— SHORT PROBLEM —
Output the entries verbatim, including every line.

— MATERIAL PROVIDED —
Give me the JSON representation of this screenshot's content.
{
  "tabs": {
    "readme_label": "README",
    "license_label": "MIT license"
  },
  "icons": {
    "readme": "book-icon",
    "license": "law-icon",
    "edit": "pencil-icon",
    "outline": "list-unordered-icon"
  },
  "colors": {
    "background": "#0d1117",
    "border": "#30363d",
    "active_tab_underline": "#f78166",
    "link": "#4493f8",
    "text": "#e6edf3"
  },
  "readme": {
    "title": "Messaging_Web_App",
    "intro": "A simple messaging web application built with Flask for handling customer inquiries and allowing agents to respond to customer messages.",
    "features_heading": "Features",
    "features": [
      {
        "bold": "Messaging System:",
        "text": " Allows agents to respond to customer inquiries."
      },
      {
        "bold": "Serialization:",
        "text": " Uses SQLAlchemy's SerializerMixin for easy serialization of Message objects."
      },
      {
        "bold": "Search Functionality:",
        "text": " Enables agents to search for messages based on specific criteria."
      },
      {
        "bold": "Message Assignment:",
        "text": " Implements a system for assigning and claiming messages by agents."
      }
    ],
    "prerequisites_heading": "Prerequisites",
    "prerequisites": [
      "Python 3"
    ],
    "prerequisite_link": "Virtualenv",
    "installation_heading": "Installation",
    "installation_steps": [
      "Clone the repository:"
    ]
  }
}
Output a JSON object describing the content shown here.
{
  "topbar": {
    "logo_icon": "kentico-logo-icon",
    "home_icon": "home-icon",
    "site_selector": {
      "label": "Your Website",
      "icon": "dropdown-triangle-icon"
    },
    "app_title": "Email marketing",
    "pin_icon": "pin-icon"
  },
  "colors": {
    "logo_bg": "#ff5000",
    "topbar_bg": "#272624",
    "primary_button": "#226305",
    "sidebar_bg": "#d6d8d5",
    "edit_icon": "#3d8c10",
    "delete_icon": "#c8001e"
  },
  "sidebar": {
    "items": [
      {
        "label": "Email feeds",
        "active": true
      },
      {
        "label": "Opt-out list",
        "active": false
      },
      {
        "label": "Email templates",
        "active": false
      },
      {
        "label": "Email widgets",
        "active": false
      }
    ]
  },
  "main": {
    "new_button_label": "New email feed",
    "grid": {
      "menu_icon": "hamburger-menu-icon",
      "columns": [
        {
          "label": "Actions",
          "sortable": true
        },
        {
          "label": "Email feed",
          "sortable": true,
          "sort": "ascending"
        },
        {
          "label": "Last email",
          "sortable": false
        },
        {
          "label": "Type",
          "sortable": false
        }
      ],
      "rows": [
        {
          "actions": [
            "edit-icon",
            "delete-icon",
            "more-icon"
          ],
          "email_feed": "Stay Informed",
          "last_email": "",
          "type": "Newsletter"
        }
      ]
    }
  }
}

— EXPECTED OUTPUT —
Give me the JSON representation of this screenshot's content.
{
  "tabs": {
    "readme_label": "README",
    "license_label": "MIT license"
  },
  "icons": {
    "readme": "book-icon",
    "license": "law-icon",
    "edit": "pencil-icon",
    "outline": "list-unordered-icon"
  },
  "colors": {
    "background": "#0d1117",
    "border": "#30363d",
    "active_tab_underline": "#f78166",
    "link": "#4493f8",
    "text": "#e6edf3"
  },
  "readme": {
    "title": "Messaging_Web_App",
    "intro": "A simple messaging web application built with Flask for handling customer inquiries and allowing agents to respond to customer messages.",
    "features_heading": "Features",
    "features": [
      {
        "bold": "Messaging System:",
        "text": " Allows agents to respond to customer inquiries."
      },
      {
        "bold": "Serialization:",
        "text": " Uses SQLAlchemy's SerializerMixin for easy serialization of Message objects."
      },
      {
        "bold": "Search Functionality:",
        "text": " Enables agents to search for messages based on specific criteria."
      },
      {
        "bold": "Message Assignment:",
        "text": " Implements a system for assigning and claiming messages by agents."
      }
    ],
    "prerequisites_heading": "Prerequisites",
    "prerequisites": [
      "Python 3"
    ],
    "prerequisite_link": "Virtualenv",
    "installation_heading": "Installation",
    "installation_steps": [
      "Clone the repository:"
    ]
  }
}
Output a JSON object describing the content shown here.
{
  "topbar": {
    "logo_icon": "kentico-logo-icon",
    "home_icon": "home-icon",
    "site_selector": {
      "label": "Your Website",
      "icon": "dropdown-triangle-icon"
    },
    "app_title": "Email marketing",
    "pin_icon": "pin-icon"
  },
  "colors": {
    "logo_bg": "#ff5000",
    "topbar_bg": "#272624",
    "primary_button": "#226305",
    "sidebar_bg": "#d6d8d5",
    "edit_icon": "#3d8c10",
    "delete_icon": "#c8001e"
  },
  "sidebar": {
    "items": [
      {
        "label": "Email feeds",
        "active": true
      },
      {
        "label": "Opt-out list",
        "active": false
      },
      {
        "label": "Email templates",
        "active": false
      },
      {
        "label": "Email widgets",
        "active": false
      }
    ]
  },
  "main": {
    "new_button_label": "New email feed",
    "grid": {
      "menu_icon": "hamburger-menu-icon",
      "columns": [
        {
          "label": "Actions",
          "sortable": true
        },
        {
          "label": "Email feed",
          "sortable": true,
          "sort": "ascending"
        },
        {
          "label": "Last email",
          "sortable": false
        },
        {
          "label": "Type",
          "sortable": false
        }
      ],
      "rows": [
        {
          "actions": [
            "edit-icon",
            "delete-icon",
            "more-icon"
          ],
          "email_feed": "Stay Informed",
          "last_email": "",
          "type": "Newsletter"
        }
      ]
    }
  }
}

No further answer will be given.